Ziel> Prüfe bitte, ob die folgenden drei Aussagen mit dem Textauszug übereinstimmen, und antworte jeweils mit Ja oder Nein samt den entscheidenden Worten des Textauszugs als wörtlichem Zitat. 1. Die Definition des Begriffes „Katholizismus“ wird als völlig präzise gelobt. 2. Der Begriff „konservativ-evolutionär“ wird vom Verfasser nicht erwähnt. 3. Das für Entwicklungsländer geprägte Modell wird als sehr treffend bewertet.

Textauszug>
■ ■ ■ ■ ■

Nach einer zuwenig auf die poli- tisch-gesellschaftliche Komponente eingehenden und auch sonst nicht ganz präzisen Definition des Begriffes „Katholizismus” wendet sich der Verfasser den Begriffsinhalten „progressiv”, „konservativ” und „reaktionär” zu. Hiebei kommt der Begriff „konservativ-fortschrittlich” oder „konservativ-evolutionär”, der in der Realität eine große Rolle spielt, eindeutig zu kurz, ja wird überhaupt nicht erwähnt. Sehr treffend ist hingegen das für Entwicklungsländer geprägte Raupe-Puppe- Schmetterling-Modell (S. 40).

■ ■ ■ ■ ■

Rohdaten>

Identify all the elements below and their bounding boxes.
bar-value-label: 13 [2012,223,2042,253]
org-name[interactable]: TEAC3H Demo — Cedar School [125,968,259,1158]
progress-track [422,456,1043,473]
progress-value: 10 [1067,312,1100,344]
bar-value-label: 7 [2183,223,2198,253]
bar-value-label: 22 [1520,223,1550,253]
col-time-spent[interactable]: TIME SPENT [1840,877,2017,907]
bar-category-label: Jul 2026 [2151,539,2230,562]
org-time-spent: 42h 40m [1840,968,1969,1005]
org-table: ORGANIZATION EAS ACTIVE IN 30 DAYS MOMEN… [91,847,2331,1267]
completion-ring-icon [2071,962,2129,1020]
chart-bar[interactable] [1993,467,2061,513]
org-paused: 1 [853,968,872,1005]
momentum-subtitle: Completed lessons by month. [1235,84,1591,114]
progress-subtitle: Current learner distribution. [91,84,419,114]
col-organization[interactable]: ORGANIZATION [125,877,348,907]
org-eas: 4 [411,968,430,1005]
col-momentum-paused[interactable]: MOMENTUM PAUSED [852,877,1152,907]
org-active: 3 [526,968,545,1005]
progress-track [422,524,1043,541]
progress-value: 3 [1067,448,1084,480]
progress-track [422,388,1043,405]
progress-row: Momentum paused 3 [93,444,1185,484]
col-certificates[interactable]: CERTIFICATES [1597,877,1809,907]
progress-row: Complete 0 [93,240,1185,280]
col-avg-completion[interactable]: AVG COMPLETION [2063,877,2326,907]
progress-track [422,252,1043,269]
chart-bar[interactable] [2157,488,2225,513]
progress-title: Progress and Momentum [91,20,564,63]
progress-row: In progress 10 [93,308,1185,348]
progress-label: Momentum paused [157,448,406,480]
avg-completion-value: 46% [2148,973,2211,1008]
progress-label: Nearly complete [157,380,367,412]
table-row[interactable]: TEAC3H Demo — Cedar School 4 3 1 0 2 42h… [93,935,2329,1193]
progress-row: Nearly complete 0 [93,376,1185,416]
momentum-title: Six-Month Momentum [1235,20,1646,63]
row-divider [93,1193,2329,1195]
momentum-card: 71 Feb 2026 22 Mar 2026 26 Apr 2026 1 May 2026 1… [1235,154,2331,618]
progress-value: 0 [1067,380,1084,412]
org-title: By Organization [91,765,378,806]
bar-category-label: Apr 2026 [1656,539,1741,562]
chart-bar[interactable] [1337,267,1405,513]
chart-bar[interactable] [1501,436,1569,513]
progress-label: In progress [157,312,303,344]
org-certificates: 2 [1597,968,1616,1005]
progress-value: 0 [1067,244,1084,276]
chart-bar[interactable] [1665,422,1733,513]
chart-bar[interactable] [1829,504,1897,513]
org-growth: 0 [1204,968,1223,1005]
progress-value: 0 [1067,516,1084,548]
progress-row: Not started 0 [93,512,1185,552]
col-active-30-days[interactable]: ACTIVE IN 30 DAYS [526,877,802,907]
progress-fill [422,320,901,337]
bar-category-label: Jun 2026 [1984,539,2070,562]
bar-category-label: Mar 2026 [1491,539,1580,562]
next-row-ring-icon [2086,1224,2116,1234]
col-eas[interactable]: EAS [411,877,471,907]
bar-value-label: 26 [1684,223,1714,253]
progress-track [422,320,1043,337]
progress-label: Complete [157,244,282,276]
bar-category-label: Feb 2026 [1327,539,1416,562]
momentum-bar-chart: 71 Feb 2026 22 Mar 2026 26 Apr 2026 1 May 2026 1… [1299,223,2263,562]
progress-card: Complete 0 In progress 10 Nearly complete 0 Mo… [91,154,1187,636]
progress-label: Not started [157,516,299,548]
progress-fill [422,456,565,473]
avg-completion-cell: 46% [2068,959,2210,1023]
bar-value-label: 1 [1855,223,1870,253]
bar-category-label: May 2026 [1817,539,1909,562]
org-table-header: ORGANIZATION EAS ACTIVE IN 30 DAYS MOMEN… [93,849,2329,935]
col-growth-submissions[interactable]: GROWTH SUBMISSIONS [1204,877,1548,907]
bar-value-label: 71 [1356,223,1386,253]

■ ■ ■ ■ ■

Vollständige Antwort>
1. Nein – „auch sonst nicht ganz präzisen Definition des Begriffes „Katholizismus”“
2. Ja – „ja wird überhaupt nicht erwähnt“
3. Ja – „Sehr treffend ist hingegen das für Entwicklungsländer geprägte“